* _EXERCISE PROMPT_:
Restate the entire listing word for word.

* _RECORDED DATA_:
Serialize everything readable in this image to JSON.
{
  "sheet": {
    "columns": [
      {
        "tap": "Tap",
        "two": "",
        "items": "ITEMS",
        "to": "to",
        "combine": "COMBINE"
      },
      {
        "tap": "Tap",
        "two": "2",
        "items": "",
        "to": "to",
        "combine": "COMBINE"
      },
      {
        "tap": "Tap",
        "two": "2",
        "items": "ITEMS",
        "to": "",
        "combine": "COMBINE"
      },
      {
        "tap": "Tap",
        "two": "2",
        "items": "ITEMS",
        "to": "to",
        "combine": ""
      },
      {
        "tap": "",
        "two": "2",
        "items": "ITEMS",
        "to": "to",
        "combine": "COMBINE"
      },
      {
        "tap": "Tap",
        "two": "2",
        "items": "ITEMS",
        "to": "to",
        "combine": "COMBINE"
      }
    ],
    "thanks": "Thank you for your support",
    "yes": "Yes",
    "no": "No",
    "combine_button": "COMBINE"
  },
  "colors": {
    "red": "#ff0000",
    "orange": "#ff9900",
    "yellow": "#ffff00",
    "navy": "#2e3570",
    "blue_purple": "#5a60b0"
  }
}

* _ANSWER_:
Serialize everything readable in this image to JSON.
{
  "sheet": {
    "columns": [
      {
        "tap": "Tap",
        "two": "",
        "items": "ITEMS",
        "to": "to",
        "combine": "COMBINE"
      },
      {
        "tap": "Tap",
        "two": "2",
        "items": "",
        "to": "to",
        "combine": "COMBINE"
      },
      {
        "tap": "Tap",
        "two": "2",
        "items": "ITEMS",
        "to": "",
        "combine": "COMBINE"
      },
      {
        "tap": "Tap",
        "two": "2",
        "items": "ITEMS",
        "to": "to",
        "combine": ""
      },
      {
        "tap": "",
        "two": "2",
        "items": "ITEMS",
        "to": "to",
        "combine": "COMBINE"
      },
      {
        "tap": "Tap",
        "two": "2",
        "items": "ITEMS",
        "to": "to",
        "combine": "COMBINE"
      }
    ],
    "thanks": "Thank you for your support",
    "yes": "Yes",
    "no": "No",
    "combine_button": "COMBINE"
  },
  "colors": {
    "red": "#ff0000",
    "orange": "#ff9900",
    "yellow": "#ffff00",
    "navy": "#2e3570",
    "blue_purple": "#5a60b0"
  }
}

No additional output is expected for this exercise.